Tasks to complete:
A. According to the planter box post, what were the final dimensions of the box?
B. Reproduce the planter box post word for word, from "We started by" up to and including "the space better.".
C. Pick up the planter box post at the point where it ends and continue writing it.

Planter box build: day 1

This past weekend I helped my friend Eric build a planter box for the bamboo I gave him earlier this summer. Although this is a pretty large plant, it kept blowing over, and it really needs more room than its pot can provide.

The nice thing about letting them have the potted bamboo for a month or so before permanently planting it is that they could move it around and figure out the best place for it. They already knew they wanted it positioned to provide late afternoon shade for their deck, but exactly where wasn't certain. As it turns out, the first place we put the pot was decided to be the best place for it, so that's where we'll build.


Although I've built raised beds before, this was a little different for a few reasons. First, it's going in somebody else's yard, so it had to look good. Second, it had to provide more containment of the bamboo than the boxes in my yard do -- my friends don't want to worry about bamboo taking over their small backyard. Third, it couldn't be too complex or require fancy tools. We're not professional carpenters, nor do we have a large collection of expensive tools.

After some consideration, I decided on the design of a simple wooden box built on a base of concrete patio stones. It took a little while to convince my friend Eric, but after showing him my escaped rhizome, he was convinced.

We started by laying out the patio blocks:

The stones are 16" square, so the dimensions of the box would have to be even multiples of 16 -- we don't want to cut any stones. Originally we were going to make the box 32" wide by 8 feet long (2 stones by 6 stones), but we decided to take 2 stones off the length, making the final size 32" x 64". That size just fit the space better.

Next, we cut around the edge of the stones, then removed the grass:

The ground was pretty flat already, but we leveled it out even more and tamped the heavy, rocky clay soil down before laying the stones.

Since we had four extra stones after reducing the size of the box, we decided to cover the joints for extra protection from escaping bamboo rhizomes:

It's important to get the base solid and level, so we took our time with it. Next we cut the box pieces and screwed them together with a couple of deck screws at each corner:

The corners will be connected with lag screws (deck screws sometimes just don't have the holding power to last more than a few years in these boxes -- that's one thing I've learned from the boxes in my yard), so the screws are just sort of "tacking" the pieces together right now.

Next we added the second level. By the way, we're using pressure-treated 2x12 pine lumber.

Ok, now the tough part, and the part that I was a little concerned about. Previously when I've built raised beds, I've put the corner posts (when I used them) on the inside. For this box we needed the posts on the outside, since we didn't want to have to cut notches in the corners of the patio stones. Less work is better, and less chance for mistake, right? Plus I didn't want to risk having rhizomes push through any gaps between the stones and the corner posts, since that area wouldn't be visible.

Data lines:
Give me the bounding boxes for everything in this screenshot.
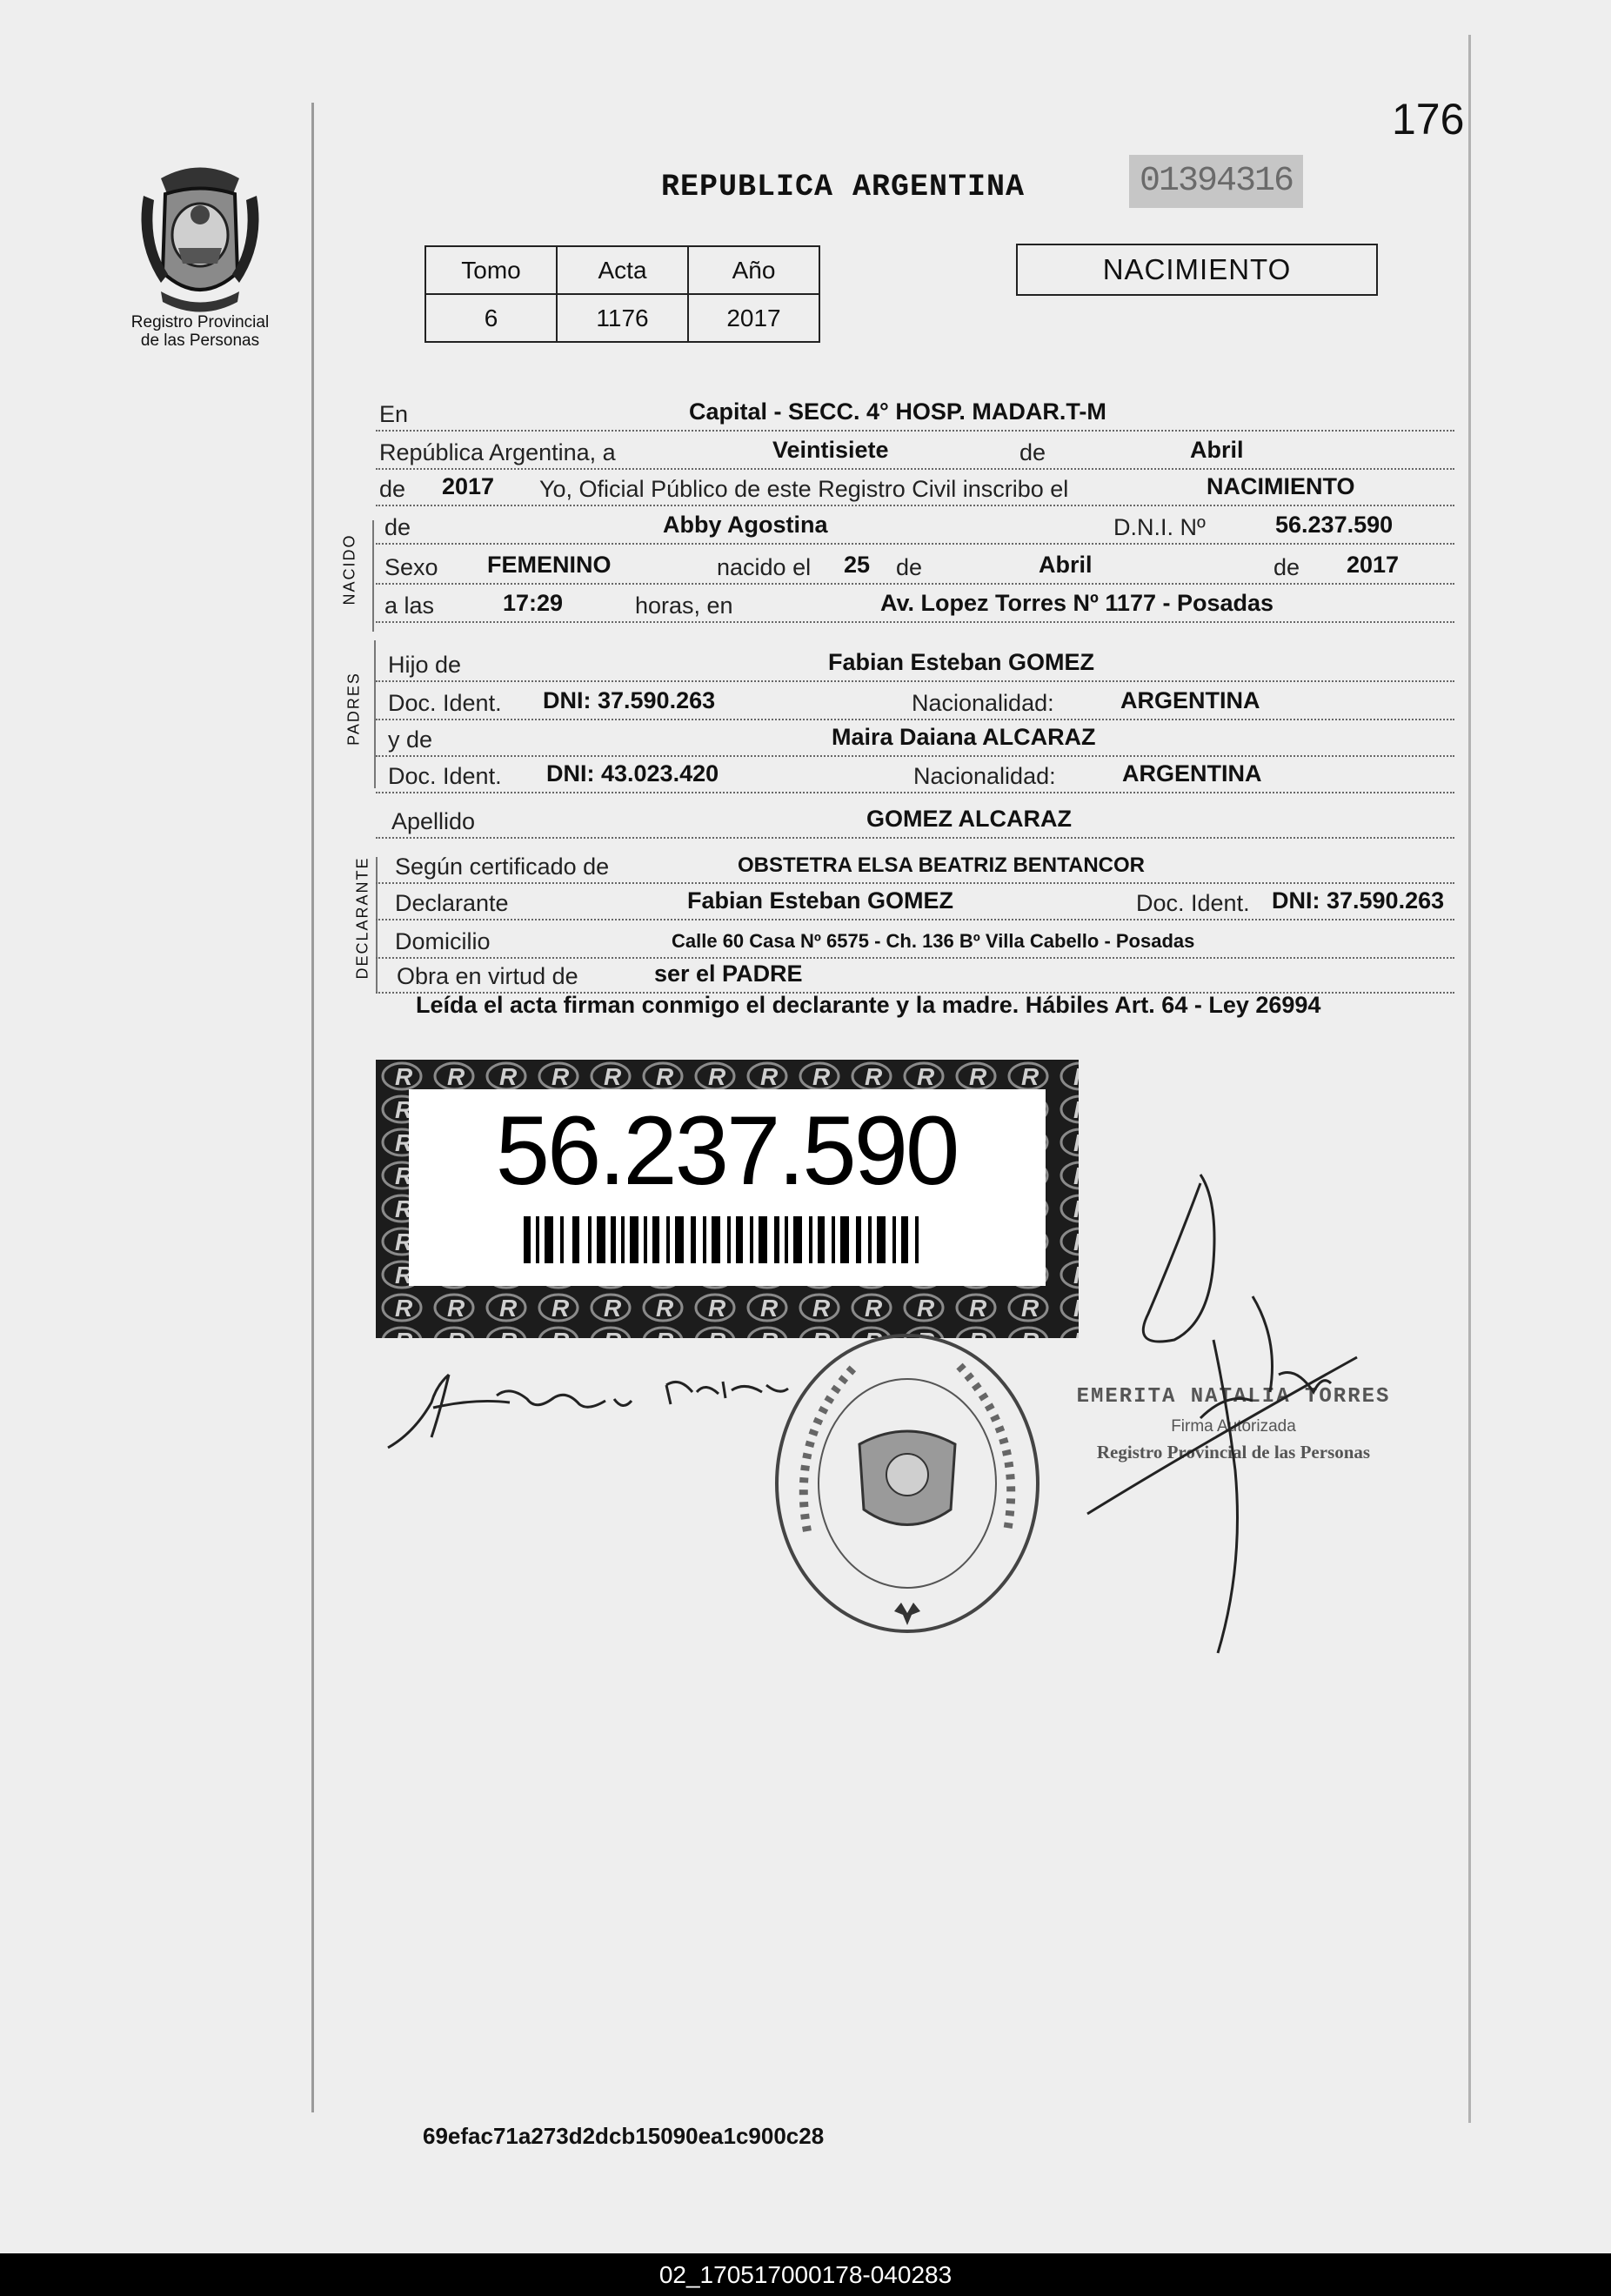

Outputs in order:
A. 32 inches by 64 inches.

B.
We started by laying out the patio blocks:

The stones are 16" square, so the dimensions of the box would have to be even multiples of 16 -- we don't want to cut any stones. Originally we were going to make the box 32" wide by 8 feet long (2 stones by 6 stones), but we decided to take 2 stones off the length, making the final size 32" x 64". That size just fit the space better.

C.
So Plan A was to create a corner post using a 2x4 and a 2x6, and pound them into the ground. We got the first corner in without too much trouble:

It was difficult, but not too bad. We left the posts long, since we knew that pounding would damage the ends, and we'd want to cut them off anyway.

When we got to the second corner though, we started hitting a lot of rocks. It was impossible to drive the posts into the rocky ground, so we went to Plan B: dig a hole at each corner (the remaining three) and pour concrete to anchor the posts. It was time to start digging.

Oh, there were a lot of rocks in that soil:

Since we hadn't planned on using concrete when we started this project, Eric had to go buy a few bags of ready-mix while I started the digging. He was back well before I was finished, so the last hole was all his. We cut the posts to size and screwed them in temporarily.

Once they were all tacked in place, we removed one screw at a time, drilled a larger pilot hole for the lag screws, then drove the screws in. Unfortunately Eric couldn't find his driver bits so we couldn't use the drill to drive these, so we had to use wrenches and sockets and elbow grease.

Once all of the lag screws were installed, we mixed the concrete and poured it:

The last step for the day (we were both pretty much exhausted) was to staple some plastic sheeting along the inside of the box.

I like to do this to provide some extra protection for the wood. Even though it's treated lumber and should last many years, keeping the wood out of contact with soil will just extend its life. If the plastic adds just two or three more years to the life of the wood, then it's worth it. I suspect it adds even more than that though.

One nice thing about having a big potted bamboo nearby is we could move it around so it provided the best shade for us, regardless of where we were working.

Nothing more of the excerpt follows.